> [Tugas Wajib]:
a. Menurut kutipan dokumen tentang final Grand Prix Pro-Kennex di Istora Senayan, berapa besar hadiah yang diperebutkan dalam kejuaraan itu?
b. Sambung kutipan dokumen tentang final Grand Prix Pro-Kennex di Istora Senayan, mulai setelah kalimat terakhirnya.

> [Kutipan Dokumen]:
------------------------------------------------------------------------
UNTUK pertama kalinya terjadi, final kejuaraan bulu tangkis
internasional di Istora Senayan, Jakarta, menjadi malam
menyedihkan buat Indonesia. Dalam final Grand Prix Pro-Kennex
yang berlangsung Minggu malam lalu, tak seorang pun pemain tuan
rumah mengayun raket ke lapangan. Tiga jago yang diturunkan
Indonesia - Liem Swie King, Icuk Sugiarto, dan Hastomo Arbi-
tumbang sebelum mencapai semifinal. Akan halnya pemain putri
Indonesia, tak seorang pun yang masuk dalam delapan finalis yang
memperebutkan hadiah US$ 70.000 ini.
------------------------------------------------------------------------
> [Data Tersedia]:
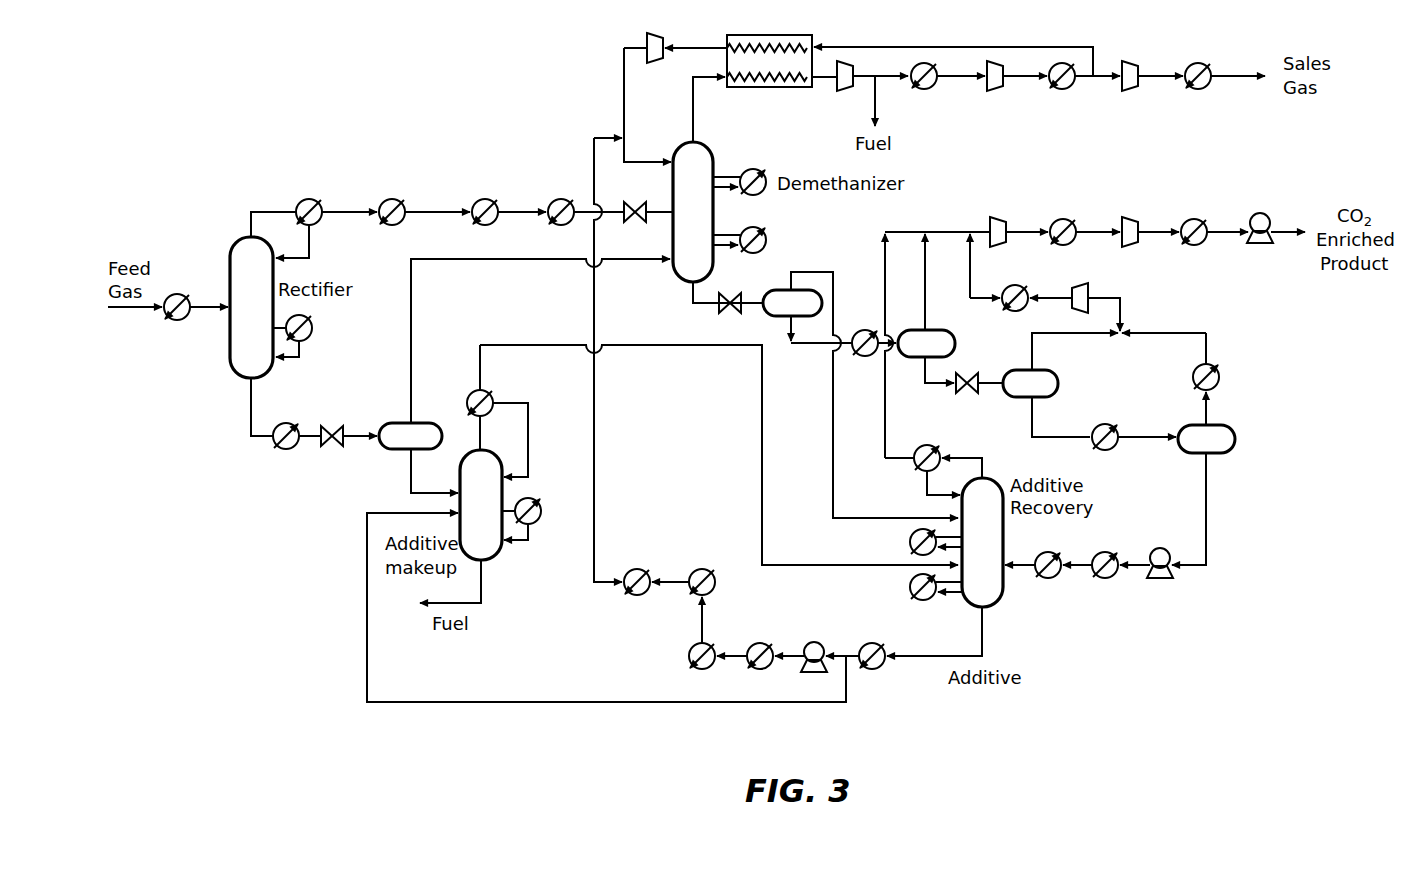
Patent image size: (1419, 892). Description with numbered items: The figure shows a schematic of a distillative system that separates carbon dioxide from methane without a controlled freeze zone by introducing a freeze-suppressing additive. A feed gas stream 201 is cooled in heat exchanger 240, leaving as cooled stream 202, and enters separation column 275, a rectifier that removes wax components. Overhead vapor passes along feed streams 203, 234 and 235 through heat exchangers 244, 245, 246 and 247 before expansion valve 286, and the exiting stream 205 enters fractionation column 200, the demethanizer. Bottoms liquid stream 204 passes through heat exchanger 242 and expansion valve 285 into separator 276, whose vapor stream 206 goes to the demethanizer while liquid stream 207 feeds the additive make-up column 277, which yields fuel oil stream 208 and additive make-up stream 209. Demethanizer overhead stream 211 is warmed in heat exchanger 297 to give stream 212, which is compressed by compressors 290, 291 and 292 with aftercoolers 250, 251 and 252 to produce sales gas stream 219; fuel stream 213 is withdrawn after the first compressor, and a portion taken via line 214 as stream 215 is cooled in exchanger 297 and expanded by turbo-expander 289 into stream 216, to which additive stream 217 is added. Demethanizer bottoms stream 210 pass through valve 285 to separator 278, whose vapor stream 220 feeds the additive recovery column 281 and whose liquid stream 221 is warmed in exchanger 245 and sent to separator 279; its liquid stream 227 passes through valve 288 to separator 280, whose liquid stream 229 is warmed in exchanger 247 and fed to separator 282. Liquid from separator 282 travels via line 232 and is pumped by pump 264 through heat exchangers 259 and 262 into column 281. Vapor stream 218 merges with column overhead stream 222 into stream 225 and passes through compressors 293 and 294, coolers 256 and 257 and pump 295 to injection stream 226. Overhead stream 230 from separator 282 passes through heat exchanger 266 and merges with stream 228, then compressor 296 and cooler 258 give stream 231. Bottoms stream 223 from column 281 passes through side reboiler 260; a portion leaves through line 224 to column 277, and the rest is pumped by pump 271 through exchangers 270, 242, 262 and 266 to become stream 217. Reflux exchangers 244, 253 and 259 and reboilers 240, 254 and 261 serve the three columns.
------------------------------------------------------------------------
> [Daftar Jawaban]:
a. Hadiah yang diperebutkan sebesar US$ 70.000.

b.
Kesedihan itu masih ditambah dengan cobaan yang datang dari
alam. Hujan lebat yang mengguyur Jakarta ternyata meneteskan air
di dalam gedung dan, celakanya, jatuh di atas karpet
pertandingan. Lebih dari 25 menit pertandingan terhenti, dan
semua kepala mendongak. Persatuan Bulu Tangkis Seluruh Indonesia
(PBSI) sebagai penyelenggara pertandingan yang disponsori
perusahaan aiat olah raga Taiwan, mau tak mau, kena tampar.
Tetapi bukan lantaran itu bila tahun depan final sirkuit bulu
tangkis yang disponsori perusahaan raket Pro-Kennex ini tidak
akan diselenggarakan di Jakarta. "Mungkin di India, atau
Denmark, atau Jepang," kata Kunnan Lo, direktur utama
Pro-Kennex. c Pertimbangannya, tentu saja dari segi promosi.
Pro-Kennex terjun ke dunia bulu tangkis untuk promosi mulai
1982. Tujuannya menciptakan suatu turnamen terbuka di dunia.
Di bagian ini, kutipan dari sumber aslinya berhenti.